= RECORDS FOR THIS EXERCISE =
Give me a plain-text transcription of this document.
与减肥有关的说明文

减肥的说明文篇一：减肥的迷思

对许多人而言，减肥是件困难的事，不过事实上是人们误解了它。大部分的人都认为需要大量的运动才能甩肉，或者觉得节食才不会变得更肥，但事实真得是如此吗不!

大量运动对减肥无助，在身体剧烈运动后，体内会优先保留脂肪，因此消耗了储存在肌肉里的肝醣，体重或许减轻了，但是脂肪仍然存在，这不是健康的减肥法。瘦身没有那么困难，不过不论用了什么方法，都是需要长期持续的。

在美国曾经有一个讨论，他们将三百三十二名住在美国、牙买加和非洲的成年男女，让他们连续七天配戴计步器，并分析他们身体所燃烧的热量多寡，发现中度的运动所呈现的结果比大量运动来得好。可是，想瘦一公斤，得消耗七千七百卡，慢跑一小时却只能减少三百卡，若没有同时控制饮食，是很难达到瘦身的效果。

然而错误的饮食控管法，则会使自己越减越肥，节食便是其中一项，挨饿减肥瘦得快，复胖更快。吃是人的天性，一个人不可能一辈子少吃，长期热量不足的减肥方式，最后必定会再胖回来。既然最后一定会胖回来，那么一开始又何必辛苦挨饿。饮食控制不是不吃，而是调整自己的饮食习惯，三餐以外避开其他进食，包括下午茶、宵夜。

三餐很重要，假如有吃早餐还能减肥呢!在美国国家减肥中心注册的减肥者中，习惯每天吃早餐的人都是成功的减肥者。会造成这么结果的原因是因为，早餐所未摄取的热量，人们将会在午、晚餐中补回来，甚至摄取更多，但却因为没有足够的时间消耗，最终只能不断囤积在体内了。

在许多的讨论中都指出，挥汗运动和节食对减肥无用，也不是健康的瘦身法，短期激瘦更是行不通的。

= EXERCISE DIRECTIONS =
Exact copies of all the records are required.

= COMPLETE RESPONSE =
Give me a plain-text transcription of this document.
与减肥有关的说明文

减肥的说明文篇一：减肥的迷思

对许多人而言，减肥是件困难的事，不过事实上是人们误解了它。大部分的人都认为需要大量的运动才能甩肉，或者觉得节食才不会变得更肥，但事实真得是如此吗不!

大量运动对减肥无助，在身体剧烈运动后，体内会优先保留脂肪，因此消耗了储存在肌肉里的肝醣，体重或许减轻了，但是脂肪仍然存在，这不是健康的减肥法。瘦身没有那么困难，不过不论用了什么方法，都是需要长期持续的。

在美国曾经有一个讨论，他们将三百三十二名住在美国、牙买加和非洲的成年男女，让他们连续七天配戴计步器，并分析他们身体所燃烧的热量多寡，发现中度的运动所呈现的结果比大量运动来得好。可是，想瘦一公斤，得消耗七千七百卡，慢跑一小时却只能减少三百卡，若没有同时控制饮食，是很难达到瘦身的效果。

然而错误的饮食控管法，则会使自己越减越肥，节食便是其中一项，挨饿减肥瘦得快，复胖更快。吃是人的天性，一个人不可能一辈子少吃，长期热量不足的减肥方式，最后必定会再胖回来。既然最后一定会胖回来，那么一开始又何必辛苦挨饿。饮食控制不是不吃，而是调整自己的饮食习惯，三餐以外避开其他进食，包括下午茶、宵夜。

三餐很重要，假如有吃早餐还能减肥呢!在美国国家减肥中心注册的减肥者中，习惯每天吃早餐的人都是成功的减肥者。会造成这么结果的原因是因为，早餐所未摄取的热量，人们将会在午、晚餐中补回来，甚至摄取更多，但却因为没有足够的时间消耗，最终只能不断囤积在体内了。

在许多的讨论中都指出，挥汗运动和节食对减肥无用，也不是健康的瘦身法，短期激瘦更是行不通的。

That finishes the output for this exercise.